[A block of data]
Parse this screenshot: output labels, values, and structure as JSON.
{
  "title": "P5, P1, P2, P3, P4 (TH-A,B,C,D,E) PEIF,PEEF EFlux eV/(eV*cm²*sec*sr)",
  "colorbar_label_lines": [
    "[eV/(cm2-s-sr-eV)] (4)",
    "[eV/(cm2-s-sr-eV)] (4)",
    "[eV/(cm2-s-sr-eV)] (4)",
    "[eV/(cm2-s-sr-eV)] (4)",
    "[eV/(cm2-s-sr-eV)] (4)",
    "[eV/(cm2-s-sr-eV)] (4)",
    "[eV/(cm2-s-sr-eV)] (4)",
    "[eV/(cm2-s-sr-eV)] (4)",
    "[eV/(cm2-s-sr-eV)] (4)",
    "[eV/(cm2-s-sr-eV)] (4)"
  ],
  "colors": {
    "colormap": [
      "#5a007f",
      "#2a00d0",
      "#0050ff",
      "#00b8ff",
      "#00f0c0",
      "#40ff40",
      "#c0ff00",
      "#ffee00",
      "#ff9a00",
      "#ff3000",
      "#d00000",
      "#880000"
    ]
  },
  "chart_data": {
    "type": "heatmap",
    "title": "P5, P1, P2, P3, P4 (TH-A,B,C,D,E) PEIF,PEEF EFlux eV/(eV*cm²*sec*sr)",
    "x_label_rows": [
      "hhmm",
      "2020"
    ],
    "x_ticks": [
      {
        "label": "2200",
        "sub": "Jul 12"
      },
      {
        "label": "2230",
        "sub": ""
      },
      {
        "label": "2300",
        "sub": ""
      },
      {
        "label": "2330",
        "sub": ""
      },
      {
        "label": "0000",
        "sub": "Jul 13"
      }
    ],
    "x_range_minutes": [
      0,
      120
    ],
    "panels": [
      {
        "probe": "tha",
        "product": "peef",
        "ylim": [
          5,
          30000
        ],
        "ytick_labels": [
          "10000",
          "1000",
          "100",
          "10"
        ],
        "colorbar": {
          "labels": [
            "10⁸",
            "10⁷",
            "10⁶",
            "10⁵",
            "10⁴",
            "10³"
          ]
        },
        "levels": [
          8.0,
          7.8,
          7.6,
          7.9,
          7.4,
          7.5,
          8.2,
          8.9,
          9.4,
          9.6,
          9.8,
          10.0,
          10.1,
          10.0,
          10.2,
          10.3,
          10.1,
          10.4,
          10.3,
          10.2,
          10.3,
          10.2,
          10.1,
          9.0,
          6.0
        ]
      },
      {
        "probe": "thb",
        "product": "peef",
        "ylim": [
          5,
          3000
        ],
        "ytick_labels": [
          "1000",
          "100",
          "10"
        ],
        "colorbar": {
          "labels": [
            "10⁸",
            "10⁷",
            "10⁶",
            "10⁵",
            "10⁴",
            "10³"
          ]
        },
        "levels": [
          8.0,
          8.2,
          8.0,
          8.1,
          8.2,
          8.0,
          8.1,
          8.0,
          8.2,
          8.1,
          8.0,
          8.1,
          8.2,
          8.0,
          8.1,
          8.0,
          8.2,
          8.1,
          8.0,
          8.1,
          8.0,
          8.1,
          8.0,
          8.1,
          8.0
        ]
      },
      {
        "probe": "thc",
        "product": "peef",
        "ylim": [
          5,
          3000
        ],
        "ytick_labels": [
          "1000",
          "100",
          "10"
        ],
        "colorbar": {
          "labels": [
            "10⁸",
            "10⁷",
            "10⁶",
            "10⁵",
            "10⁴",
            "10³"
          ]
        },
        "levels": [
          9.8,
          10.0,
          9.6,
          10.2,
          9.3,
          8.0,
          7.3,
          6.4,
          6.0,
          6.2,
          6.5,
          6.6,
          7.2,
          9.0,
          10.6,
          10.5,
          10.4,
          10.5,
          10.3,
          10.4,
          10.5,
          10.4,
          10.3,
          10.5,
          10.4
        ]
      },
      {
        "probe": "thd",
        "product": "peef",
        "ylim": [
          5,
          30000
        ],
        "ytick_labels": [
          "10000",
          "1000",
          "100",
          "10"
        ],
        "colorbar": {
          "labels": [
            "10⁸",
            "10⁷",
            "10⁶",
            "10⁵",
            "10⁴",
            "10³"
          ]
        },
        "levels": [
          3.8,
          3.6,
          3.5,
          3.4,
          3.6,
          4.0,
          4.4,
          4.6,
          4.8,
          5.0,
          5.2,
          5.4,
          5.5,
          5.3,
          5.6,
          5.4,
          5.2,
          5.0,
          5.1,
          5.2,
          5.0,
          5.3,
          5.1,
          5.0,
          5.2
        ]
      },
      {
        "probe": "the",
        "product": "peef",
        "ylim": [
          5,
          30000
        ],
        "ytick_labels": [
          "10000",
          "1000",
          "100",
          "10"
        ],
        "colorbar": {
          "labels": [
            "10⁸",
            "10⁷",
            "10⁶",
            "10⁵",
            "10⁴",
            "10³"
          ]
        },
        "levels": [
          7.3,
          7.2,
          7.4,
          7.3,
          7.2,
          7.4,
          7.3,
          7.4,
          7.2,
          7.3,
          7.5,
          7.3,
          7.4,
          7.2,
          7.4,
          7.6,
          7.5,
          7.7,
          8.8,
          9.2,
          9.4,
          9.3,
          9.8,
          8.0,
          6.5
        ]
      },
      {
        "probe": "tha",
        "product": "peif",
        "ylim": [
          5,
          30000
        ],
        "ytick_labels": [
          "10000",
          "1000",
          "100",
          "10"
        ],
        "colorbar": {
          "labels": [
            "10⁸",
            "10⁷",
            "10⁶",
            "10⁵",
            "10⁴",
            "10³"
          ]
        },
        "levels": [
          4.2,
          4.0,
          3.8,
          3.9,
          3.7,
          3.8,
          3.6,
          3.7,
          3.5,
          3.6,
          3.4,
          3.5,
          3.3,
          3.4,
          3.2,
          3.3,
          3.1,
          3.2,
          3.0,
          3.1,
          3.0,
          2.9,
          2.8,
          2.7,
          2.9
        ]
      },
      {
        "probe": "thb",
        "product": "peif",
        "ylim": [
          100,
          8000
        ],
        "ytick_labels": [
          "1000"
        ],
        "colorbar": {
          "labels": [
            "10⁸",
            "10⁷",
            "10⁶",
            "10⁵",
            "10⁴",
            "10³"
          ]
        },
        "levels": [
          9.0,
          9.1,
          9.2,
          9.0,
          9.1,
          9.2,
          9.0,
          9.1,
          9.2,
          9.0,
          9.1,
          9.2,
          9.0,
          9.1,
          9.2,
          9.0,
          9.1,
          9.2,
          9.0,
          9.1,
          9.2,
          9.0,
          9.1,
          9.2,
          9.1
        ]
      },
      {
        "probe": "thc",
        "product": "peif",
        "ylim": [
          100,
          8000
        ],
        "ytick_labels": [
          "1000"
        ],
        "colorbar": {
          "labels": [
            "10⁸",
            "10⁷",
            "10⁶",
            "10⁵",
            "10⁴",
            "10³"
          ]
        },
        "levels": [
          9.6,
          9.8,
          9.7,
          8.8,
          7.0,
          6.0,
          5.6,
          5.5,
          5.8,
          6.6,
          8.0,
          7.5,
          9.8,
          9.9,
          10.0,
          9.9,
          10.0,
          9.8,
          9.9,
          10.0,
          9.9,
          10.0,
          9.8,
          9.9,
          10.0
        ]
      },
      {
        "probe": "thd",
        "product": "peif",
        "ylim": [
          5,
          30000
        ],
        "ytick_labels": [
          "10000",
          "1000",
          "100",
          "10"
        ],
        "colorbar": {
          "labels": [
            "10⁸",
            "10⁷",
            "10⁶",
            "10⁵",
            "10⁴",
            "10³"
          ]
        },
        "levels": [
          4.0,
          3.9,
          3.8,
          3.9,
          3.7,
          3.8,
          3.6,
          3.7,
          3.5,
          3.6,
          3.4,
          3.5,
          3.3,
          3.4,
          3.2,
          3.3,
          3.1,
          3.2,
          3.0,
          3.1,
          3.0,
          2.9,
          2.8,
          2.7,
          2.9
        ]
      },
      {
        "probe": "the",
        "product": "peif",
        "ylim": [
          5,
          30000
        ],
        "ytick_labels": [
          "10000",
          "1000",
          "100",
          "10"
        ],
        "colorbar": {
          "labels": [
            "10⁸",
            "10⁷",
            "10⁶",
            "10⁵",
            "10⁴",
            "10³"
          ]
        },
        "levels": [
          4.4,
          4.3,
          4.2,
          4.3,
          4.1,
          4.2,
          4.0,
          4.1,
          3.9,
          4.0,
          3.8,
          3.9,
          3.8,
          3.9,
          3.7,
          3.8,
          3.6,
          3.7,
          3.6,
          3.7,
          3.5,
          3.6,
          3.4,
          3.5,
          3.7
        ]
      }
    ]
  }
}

◆ **Description of the task**: Copy each line that holds the word "EFlux".

◆ **Result of this task**:
  "title": "P5, P1, P2, P3, P4 (TH-A,B,C,D,E) PEIF,PEEF EFlux eV/(eV*cm²*sec*sr)",
    "title": "P5, P1, P2, P3, P4 (TH-A,B,C,D,E) PEIF,PEEF EFlux eV/(eV*cm²*sec*sr)",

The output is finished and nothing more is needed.